## [To-do list]
[1] Translate this sentence from the BPF pointer discussion into Spanish: "But I think this is a good compromise to permit greater flexibility."
[2] In the BPF pointer discussion, which argument type does the reply call the most flexible one?
[3] Please copy the BPF pointer discussion word for word from "ARG_PTR_TO_STACK_OR_NULL in the" to "original register types.".

## [Text shown]
========================================================================
I looked through this code just once but haven't noticed anything that
would strictly require that pointer is specifically to stack. Can this
be made into a pointer to any allocated memory? E.g., why can't we
allow passing a pointer to a ringbuf sample, for instance? Or
MAP_VALUE?

ARG_PTR_TO_STACK_OR_NULL in the most flexible one. For example, if you
want to pass map_value or ringbuf sample, you can assign these values
to the stack like
   struct ctx_t {
      struct map_value_t *map_value;
      char *ringbuf_mem;
   } tmp;
   tmp.map_value = ...;
   tmp.ringbuf_mem = ...;
   bpf_for_each_map_elem(map, callback_fn, &tmp, flags);
and callback_fn will be able to access map_value/ringbuf_mem
with their original register types.

This does not allow to pass ringbuf/map_value etc. as the
first class citizen. But I think this is a good compromise
to permit greater flexibility.


+       .arg4_type      = ARG_ANYTHING,
+};
diff --git a/kernel/bpf/helpers.c b/kernel/bpf/helpers.c
index 308427fe03a3..074800226327 100644
--- a/kernel/bpf/helpers.c
+++ b/kernel/bpf/helpers.c
@@ -708,6 +708,8 @@ bpf_base_func_proto(enum bpf_func_id func_id)
========================================================================
## [Extracted entries]

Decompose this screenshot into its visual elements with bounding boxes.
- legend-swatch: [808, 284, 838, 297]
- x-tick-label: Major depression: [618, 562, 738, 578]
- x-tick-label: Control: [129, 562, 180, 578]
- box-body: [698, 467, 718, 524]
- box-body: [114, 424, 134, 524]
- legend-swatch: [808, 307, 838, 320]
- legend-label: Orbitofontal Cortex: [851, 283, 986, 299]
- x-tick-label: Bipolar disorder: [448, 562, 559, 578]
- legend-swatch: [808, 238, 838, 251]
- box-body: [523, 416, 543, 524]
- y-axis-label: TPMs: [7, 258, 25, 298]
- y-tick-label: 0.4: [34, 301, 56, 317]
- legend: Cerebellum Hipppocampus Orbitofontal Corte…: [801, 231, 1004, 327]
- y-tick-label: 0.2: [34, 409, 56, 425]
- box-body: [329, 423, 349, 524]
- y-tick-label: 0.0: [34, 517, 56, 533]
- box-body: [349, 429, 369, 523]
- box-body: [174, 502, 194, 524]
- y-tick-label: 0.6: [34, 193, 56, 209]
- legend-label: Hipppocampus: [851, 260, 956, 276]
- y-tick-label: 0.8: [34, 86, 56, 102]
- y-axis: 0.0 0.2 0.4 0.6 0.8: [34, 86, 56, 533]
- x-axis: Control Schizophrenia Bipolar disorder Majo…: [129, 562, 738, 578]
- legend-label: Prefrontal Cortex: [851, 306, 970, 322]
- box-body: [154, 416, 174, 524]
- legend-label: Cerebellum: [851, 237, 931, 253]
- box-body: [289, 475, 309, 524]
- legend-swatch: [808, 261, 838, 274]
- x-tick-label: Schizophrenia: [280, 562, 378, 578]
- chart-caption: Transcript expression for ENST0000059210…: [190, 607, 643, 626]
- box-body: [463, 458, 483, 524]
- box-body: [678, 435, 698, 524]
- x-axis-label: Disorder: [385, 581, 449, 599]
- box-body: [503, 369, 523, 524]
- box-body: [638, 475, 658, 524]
========================================================================
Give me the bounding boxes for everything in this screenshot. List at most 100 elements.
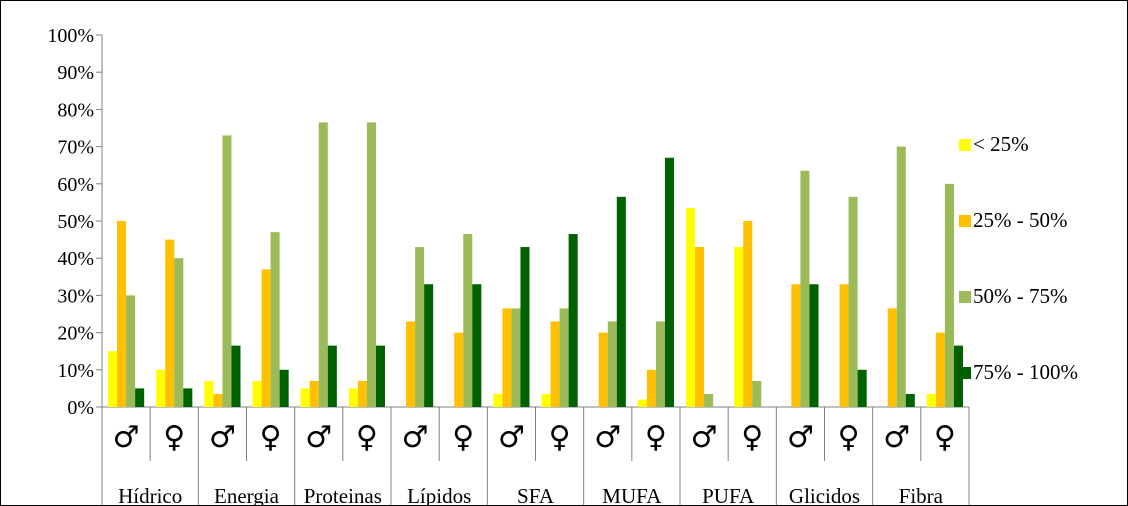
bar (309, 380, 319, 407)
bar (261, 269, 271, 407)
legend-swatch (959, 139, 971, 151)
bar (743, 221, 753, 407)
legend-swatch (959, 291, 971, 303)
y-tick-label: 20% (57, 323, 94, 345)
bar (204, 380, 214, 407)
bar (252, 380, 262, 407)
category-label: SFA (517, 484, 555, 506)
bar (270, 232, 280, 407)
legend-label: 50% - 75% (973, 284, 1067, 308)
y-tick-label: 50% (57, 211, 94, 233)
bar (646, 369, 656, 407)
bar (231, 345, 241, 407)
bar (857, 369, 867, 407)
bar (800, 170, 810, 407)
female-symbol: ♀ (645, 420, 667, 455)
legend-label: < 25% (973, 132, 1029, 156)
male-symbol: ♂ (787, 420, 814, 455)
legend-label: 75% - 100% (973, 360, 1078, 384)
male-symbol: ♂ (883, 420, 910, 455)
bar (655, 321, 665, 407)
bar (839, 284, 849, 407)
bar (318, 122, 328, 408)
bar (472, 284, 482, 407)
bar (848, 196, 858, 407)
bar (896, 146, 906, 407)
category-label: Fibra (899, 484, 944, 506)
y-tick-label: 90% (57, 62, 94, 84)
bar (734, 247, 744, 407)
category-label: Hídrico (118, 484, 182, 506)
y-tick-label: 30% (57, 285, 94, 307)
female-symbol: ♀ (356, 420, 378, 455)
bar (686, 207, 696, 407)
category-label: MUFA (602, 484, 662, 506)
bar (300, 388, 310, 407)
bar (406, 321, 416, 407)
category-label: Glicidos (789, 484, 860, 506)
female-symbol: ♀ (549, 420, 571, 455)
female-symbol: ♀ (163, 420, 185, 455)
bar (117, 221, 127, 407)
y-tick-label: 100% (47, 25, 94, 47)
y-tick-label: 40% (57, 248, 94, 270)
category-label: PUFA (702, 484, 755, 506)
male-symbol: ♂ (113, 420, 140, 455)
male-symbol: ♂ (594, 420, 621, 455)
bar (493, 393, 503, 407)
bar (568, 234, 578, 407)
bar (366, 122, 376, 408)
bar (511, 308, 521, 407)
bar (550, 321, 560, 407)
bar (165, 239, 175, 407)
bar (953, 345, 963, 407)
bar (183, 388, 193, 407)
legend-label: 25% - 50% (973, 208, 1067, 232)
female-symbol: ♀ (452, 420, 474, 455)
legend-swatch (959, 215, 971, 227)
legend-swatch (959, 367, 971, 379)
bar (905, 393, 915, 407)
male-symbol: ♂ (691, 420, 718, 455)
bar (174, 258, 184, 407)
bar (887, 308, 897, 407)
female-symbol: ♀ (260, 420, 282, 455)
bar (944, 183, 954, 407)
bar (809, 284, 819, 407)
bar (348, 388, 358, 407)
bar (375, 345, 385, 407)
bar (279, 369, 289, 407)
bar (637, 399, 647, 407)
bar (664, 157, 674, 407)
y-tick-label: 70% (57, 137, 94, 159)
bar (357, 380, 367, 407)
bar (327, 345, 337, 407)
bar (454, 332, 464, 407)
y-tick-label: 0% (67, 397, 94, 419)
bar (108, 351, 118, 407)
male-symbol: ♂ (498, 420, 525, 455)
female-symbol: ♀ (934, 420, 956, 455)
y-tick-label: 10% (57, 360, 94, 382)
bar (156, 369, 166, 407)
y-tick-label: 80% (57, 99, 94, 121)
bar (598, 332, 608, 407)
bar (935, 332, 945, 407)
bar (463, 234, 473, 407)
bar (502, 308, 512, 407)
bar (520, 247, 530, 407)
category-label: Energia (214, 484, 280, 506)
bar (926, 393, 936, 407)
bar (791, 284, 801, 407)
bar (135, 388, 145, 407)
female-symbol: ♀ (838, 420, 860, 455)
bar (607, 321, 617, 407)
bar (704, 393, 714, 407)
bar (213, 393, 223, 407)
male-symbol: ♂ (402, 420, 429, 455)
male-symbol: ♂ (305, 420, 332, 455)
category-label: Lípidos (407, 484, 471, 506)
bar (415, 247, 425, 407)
========================================================================
## [Responses in order]
[1] Pero creo que esta es una buena solución intermedia para permitir una mayor flexibilidad.

[2] ARG_PTR_TO_STACK_OR_NULL

[3]
ARG_PTR_TO_STACK_OR_NULL in the most flexible one. For example, if you
want to pass map_value or ringbuf sample, you can assign these values
to the stack like
   struct ctx_t {
      struct map_value_t *map_value;
      char *ringbuf_mem;
   } tmp;
   tmp.map_value = ...;
   tmp.ringbuf_mem = ...;
   bpf_for_each_map_elem(map, callback_fn, &tmp, flags);
and callback_fn will be able to access map_value/ringbuf_mem
with their original register types.